• **Listed entries**
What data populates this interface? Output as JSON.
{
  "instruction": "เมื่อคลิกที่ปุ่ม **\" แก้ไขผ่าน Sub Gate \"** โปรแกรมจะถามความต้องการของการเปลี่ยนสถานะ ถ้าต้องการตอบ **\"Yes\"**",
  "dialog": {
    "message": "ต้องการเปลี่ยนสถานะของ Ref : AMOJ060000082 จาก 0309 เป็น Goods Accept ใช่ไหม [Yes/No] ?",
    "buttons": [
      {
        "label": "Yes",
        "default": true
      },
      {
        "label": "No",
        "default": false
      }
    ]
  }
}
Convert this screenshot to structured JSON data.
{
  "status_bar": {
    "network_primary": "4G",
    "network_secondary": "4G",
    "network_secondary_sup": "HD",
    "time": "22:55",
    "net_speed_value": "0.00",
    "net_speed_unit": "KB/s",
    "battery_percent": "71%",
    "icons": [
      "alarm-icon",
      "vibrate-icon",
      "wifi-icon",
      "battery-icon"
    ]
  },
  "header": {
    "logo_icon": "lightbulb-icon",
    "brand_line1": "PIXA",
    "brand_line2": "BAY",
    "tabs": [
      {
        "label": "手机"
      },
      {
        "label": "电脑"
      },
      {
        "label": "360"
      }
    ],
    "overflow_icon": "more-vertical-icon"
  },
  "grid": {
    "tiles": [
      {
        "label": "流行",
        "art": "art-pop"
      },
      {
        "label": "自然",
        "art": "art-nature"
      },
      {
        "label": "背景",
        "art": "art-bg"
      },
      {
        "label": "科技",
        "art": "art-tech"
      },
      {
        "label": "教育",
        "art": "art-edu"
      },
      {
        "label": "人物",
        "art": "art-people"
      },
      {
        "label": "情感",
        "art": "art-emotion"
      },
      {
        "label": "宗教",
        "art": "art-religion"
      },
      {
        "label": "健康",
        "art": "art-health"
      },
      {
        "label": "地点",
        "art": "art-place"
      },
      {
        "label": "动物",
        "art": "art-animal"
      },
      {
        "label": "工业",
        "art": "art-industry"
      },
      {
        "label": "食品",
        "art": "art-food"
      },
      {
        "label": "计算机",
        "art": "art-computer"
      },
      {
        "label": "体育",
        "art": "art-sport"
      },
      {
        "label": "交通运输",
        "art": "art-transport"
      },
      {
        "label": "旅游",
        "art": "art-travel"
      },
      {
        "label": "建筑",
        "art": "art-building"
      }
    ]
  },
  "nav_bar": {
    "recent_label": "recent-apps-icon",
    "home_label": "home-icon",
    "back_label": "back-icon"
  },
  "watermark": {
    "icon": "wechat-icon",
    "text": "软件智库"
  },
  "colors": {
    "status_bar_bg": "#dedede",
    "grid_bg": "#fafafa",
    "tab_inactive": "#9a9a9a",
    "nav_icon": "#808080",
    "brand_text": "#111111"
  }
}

• **Do this**
Repeat each record exactly. Omit nothing.

• **The output**
What data populates this interface? Output as JSON.
{
  "instruction": "เมื่อคลิกที่ปุ่ม **\" แก้ไขผ่าน Sub Gate \"** โปรแกรมจะถามความต้องการของการเปลี่ยนสถานะ ถ้าต้องการตอบ **\"Yes\"**",
  "dialog": {
    "message": "ต้องการเปลี่ยนสถานะของ Ref : AMOJ060000082 จาก 0309 เป็น Goods Accept ใช่ไหม [Yes/No] ?",
    "buttons": [
      {
        "label": "Yes",
        "default": true
      },
      {
        "label": "No",
        "default": false
      }
    ]
  }
}
Convert this screenshot to structured JSON data.
{
  "status_bar": {
    "network_primary": "4G",
    "network_secondary": "4G",
    "network_secondary_sup": "HD",
    "time": "22:55",
    "net_speed_value": "0.00",
    "net_speed_unit": "KB/s",
    "battery_percent": "71%",
    "icons": [
      "alarm-icon",
      "vibrate-icon",
      "wifi-icon",
      "battery-icon"
    ]
  },
  "header": {
    "logo_icon": "lightbulb-icon",
    "brand_line1": "PIXA",
    "brand_line2": "BAY",
    "tabs": [
      {
        "label": "手机"
      },
      {
        "label": "电脑"
      },
      {
        "label": "360"
      }
    ],
    "overflow_icon": "more-vertical-icon"
  },
  "grid": {
    "tiles": [
      {
        "label": "流行",
        "art": "art-pop"
      },
      {
        "label": "自然",
        "art": "art-nature"
      },
      {
        "label": "背景",
        "art": "art-bg"
      },
      {
        "label": "科技",
        "art": "art-tech"
      },
      {
        "label": "教育",
        "art": "art-edu"
      },
      {
        "label": "人物",
        "art": "art-people"
      },
      {
        "label": "情感",
        "art": "art-emotion"
      },
      {
        "label": "宗教",
        "art": "art-religion"
      },
      {
        "label": "健康",
        "art": "art-health"
      },
      {
        "label": "地点",
        "art": "art-place"
      },
      {
        "label": "动物",
        "art": "art-animal"
      },
      {
        "label": "工业",
        "art": "art-industry"
      },
      {
        "label": "食品",
        "art": "art-food"
      },
      {
        "label": "计算机",
        "art": "art-computer"
      },
      {
        "label": "体育",
        "art": "art-sport"
      },
      {
        "label": "交通运输",
        "art": "art-transport"
      },
      {
        "label": "旅游",
        "art": "art-travel"
      },
      {
        "label": "建筑",
        "art": "art-building"
      }
    ]
  },
  "nav_bar": {
    "recent_label": "recent-apps-icon",
    "home_label": "home-icon",
    "back_label": "back-icon"
  },
  "watermark": {
    "icon": "wechat-icon",
    "text": "软件智库"
  },
  "colors": {
    "status_bar_bg": "#dedede",
    "grid_bg": "#fafafa",
    "tab_inactive": "#9a9a9a",
    "nav_icon": "#808080",
    "brand_text": "#111111"
  }
}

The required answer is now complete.